Exercise prompt
Count lines, not occurrences: report how many lines in the records hold the string "iteration", and nothing else.

Material provided

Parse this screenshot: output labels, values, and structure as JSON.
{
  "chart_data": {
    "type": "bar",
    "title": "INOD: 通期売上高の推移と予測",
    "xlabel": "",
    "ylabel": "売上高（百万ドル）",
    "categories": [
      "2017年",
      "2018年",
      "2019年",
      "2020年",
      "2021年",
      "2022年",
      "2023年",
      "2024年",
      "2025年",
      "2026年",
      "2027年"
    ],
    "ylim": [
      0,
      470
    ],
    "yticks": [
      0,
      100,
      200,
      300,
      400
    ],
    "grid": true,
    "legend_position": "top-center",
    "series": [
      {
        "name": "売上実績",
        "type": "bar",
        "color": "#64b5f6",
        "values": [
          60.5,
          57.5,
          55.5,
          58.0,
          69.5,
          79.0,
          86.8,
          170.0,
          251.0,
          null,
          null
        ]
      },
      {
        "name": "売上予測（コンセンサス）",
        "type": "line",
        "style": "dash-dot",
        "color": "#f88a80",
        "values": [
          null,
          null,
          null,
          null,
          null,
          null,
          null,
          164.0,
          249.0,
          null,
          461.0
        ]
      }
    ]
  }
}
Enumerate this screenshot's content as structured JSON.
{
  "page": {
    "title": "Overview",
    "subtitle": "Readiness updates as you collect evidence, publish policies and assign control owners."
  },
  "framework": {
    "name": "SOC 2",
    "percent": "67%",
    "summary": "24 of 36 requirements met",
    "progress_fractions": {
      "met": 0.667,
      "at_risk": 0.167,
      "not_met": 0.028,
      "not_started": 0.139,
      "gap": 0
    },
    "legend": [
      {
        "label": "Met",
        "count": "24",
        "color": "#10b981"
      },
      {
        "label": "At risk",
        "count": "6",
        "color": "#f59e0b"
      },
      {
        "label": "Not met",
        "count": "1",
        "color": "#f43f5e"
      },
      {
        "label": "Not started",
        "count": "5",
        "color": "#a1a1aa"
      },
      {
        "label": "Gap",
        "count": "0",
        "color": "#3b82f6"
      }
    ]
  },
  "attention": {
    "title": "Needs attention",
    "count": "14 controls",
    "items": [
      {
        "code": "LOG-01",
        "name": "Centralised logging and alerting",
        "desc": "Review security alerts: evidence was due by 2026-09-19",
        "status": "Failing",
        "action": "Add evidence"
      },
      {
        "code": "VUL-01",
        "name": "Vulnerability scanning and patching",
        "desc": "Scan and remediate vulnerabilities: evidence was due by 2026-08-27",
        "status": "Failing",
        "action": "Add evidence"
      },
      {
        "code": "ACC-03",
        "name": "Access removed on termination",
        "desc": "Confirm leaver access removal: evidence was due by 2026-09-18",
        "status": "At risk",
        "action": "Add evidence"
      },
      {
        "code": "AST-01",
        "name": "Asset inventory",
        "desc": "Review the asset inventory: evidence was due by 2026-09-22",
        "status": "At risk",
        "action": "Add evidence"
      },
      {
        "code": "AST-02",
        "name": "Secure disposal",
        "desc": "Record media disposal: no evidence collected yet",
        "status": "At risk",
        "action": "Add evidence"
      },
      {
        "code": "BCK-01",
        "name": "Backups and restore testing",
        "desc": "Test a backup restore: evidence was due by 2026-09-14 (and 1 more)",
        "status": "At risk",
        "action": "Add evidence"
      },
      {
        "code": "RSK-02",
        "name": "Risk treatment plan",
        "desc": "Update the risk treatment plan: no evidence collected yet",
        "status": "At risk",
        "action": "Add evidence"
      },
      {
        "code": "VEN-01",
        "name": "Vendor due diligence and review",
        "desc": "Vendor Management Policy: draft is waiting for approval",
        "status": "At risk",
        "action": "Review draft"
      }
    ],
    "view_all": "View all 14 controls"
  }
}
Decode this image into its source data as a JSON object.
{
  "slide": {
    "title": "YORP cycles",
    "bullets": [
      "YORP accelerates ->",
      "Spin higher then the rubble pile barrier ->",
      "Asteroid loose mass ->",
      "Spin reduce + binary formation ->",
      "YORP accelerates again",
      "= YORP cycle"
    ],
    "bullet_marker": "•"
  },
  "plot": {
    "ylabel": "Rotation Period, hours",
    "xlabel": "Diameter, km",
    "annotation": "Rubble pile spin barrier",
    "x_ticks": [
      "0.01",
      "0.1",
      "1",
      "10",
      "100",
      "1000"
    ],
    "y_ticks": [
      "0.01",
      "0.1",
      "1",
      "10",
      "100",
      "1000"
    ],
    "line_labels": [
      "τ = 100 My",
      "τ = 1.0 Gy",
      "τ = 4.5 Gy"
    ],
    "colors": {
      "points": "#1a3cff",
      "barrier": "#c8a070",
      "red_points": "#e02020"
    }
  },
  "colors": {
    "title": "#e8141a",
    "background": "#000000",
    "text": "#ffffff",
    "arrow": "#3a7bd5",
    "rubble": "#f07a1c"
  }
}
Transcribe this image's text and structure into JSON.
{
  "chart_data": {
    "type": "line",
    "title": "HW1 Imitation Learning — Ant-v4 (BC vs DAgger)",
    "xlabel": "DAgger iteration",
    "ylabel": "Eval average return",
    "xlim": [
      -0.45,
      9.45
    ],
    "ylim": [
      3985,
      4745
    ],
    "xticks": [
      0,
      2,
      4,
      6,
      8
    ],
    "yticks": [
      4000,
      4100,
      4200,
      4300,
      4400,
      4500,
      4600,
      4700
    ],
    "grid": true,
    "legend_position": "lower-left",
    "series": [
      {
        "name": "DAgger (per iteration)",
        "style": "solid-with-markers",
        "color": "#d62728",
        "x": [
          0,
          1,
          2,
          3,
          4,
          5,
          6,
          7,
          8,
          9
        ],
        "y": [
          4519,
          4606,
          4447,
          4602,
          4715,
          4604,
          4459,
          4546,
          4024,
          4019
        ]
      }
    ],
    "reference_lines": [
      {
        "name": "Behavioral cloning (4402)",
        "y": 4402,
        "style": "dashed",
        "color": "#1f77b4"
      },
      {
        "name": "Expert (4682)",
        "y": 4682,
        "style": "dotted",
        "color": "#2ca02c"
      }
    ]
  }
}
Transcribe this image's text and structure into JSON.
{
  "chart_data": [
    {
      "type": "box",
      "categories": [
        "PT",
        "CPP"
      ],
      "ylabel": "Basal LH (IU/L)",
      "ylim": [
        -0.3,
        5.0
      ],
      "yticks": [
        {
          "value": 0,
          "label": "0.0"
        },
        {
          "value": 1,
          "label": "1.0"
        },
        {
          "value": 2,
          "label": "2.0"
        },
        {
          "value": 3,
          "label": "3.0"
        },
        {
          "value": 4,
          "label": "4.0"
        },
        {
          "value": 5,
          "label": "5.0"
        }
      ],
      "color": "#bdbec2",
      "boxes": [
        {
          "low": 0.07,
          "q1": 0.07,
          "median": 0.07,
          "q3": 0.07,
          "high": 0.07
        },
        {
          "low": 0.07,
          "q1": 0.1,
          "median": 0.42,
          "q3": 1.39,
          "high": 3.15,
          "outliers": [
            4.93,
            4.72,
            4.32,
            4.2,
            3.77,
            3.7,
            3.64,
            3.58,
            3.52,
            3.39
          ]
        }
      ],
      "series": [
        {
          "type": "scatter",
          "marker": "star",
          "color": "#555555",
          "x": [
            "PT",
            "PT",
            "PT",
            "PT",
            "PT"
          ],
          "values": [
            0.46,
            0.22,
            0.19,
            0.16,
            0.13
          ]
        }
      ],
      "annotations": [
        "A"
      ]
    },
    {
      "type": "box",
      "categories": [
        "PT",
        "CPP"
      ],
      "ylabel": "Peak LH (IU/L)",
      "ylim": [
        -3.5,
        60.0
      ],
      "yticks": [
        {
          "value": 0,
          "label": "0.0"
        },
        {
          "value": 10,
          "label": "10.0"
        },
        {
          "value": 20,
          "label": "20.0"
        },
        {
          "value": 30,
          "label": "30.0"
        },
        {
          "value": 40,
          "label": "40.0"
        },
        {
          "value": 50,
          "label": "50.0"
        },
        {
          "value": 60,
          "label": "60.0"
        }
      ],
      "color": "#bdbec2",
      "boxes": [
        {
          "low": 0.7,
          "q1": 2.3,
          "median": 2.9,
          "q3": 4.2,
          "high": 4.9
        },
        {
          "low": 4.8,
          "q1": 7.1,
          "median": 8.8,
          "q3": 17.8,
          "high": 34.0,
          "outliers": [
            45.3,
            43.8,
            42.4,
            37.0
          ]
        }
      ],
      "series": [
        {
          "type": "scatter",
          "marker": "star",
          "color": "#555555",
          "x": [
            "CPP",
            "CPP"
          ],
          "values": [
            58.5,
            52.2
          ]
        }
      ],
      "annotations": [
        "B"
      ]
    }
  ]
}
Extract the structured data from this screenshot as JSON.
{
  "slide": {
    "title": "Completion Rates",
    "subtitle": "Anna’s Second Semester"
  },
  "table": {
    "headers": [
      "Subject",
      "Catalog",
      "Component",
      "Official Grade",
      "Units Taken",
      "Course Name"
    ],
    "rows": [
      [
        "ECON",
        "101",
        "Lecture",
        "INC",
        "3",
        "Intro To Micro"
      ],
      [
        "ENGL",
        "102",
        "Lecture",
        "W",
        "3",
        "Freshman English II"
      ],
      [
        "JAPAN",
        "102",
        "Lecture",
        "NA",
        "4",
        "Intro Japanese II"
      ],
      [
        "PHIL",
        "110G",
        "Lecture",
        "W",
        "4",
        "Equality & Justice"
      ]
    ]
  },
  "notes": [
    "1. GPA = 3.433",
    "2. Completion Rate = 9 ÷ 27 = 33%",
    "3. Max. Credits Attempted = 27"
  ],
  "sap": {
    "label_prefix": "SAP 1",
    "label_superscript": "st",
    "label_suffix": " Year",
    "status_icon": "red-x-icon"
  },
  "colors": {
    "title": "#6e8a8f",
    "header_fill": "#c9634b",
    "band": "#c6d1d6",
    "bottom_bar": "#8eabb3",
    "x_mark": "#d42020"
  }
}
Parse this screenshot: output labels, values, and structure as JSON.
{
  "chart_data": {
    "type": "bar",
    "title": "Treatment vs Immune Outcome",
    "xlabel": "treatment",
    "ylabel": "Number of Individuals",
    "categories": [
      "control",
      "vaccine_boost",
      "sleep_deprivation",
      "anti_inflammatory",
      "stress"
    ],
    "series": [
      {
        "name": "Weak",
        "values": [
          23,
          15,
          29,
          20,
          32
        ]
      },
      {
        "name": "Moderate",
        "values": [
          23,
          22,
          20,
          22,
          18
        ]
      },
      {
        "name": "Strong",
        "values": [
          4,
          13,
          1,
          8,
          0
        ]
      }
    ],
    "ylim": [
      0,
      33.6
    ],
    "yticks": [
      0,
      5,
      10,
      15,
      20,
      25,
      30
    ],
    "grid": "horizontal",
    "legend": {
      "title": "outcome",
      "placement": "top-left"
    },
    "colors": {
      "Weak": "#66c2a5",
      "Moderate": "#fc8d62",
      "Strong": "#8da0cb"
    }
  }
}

Written reply
2